▸ Request: Work out how many lines hold the string "type". Give that number and nothing more.

▸ Supplied records:
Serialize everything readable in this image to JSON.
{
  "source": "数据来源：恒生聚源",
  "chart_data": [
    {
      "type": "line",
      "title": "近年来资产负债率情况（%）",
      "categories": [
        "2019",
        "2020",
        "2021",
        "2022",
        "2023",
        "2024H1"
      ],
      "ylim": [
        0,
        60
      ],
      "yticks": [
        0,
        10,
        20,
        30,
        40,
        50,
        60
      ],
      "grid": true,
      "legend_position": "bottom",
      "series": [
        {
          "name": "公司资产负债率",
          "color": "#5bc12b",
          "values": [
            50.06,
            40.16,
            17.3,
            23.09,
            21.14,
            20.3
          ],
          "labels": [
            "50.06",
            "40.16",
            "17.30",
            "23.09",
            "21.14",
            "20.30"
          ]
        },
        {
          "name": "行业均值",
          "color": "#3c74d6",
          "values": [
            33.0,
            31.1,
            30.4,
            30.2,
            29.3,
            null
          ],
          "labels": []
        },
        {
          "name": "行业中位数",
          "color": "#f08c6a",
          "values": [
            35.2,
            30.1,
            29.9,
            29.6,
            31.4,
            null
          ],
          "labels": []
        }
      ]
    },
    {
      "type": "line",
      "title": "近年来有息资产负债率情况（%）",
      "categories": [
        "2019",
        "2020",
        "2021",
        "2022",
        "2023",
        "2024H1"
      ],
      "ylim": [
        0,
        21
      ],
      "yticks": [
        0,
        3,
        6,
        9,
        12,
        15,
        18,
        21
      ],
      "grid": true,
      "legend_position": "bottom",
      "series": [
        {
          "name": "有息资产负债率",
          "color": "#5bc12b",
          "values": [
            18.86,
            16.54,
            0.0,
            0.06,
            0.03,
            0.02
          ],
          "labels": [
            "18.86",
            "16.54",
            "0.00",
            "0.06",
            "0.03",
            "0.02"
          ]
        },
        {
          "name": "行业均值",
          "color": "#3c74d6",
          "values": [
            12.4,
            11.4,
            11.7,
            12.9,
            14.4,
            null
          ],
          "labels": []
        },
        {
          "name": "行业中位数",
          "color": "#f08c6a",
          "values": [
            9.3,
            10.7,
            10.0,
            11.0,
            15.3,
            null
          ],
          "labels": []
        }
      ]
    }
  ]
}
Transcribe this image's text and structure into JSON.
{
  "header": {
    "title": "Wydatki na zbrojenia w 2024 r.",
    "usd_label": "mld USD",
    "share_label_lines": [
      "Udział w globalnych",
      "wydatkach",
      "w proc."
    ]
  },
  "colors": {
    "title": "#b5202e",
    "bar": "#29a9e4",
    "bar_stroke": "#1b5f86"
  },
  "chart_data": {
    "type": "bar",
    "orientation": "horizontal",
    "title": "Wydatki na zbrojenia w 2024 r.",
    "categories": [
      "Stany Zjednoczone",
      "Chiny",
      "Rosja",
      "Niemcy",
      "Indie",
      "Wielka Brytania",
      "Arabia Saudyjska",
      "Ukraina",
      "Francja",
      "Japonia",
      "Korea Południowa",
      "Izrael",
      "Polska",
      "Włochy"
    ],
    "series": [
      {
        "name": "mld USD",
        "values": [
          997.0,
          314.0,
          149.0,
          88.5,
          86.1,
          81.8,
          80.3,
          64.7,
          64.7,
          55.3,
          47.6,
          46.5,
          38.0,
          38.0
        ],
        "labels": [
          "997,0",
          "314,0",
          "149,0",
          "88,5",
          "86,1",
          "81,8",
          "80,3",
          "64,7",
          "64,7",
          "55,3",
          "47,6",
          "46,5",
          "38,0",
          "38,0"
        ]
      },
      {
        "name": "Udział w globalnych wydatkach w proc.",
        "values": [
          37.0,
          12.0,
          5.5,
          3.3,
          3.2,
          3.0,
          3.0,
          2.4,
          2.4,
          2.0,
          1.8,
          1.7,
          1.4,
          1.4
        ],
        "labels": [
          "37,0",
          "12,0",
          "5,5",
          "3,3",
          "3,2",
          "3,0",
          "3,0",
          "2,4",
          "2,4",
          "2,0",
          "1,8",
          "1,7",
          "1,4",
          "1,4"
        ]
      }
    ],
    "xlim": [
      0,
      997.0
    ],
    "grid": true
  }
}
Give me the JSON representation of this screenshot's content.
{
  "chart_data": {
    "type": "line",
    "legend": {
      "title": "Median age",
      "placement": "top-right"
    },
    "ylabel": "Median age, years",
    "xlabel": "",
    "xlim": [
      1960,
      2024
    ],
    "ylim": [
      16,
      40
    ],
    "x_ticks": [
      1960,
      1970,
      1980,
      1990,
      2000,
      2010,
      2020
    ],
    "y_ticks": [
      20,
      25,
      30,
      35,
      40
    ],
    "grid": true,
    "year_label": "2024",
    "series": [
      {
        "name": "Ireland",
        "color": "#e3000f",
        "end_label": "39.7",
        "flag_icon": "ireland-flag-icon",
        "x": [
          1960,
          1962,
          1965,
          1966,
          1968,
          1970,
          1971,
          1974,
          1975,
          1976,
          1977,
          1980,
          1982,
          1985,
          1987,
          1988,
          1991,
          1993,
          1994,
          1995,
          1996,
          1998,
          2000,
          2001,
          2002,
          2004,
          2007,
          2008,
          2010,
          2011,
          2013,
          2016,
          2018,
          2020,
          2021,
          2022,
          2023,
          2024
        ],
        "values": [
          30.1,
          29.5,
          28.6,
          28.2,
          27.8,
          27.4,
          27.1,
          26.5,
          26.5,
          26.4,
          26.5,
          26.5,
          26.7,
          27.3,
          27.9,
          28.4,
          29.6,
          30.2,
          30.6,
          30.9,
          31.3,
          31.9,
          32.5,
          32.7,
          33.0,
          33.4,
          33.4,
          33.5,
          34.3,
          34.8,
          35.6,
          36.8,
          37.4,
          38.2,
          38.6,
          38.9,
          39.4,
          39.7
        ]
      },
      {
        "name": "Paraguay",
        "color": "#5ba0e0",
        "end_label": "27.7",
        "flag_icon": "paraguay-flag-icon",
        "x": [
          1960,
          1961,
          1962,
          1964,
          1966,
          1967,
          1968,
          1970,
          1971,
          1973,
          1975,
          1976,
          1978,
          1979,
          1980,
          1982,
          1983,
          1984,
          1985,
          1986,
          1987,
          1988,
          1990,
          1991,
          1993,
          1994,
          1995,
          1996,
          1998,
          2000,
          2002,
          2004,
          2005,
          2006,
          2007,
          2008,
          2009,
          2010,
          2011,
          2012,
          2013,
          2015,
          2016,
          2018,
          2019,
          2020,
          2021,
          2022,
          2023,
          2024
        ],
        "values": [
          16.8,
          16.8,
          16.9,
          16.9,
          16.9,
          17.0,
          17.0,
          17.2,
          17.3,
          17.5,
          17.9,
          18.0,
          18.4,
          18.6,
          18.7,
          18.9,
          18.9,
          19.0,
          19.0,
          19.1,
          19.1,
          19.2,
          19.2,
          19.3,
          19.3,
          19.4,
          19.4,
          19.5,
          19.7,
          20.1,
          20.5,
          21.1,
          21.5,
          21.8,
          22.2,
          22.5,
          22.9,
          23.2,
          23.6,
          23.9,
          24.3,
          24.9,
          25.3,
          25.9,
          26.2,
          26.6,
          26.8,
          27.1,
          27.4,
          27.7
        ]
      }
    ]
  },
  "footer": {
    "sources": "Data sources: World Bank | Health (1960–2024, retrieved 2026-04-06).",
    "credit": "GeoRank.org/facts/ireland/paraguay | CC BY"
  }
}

▸ Correct response: 4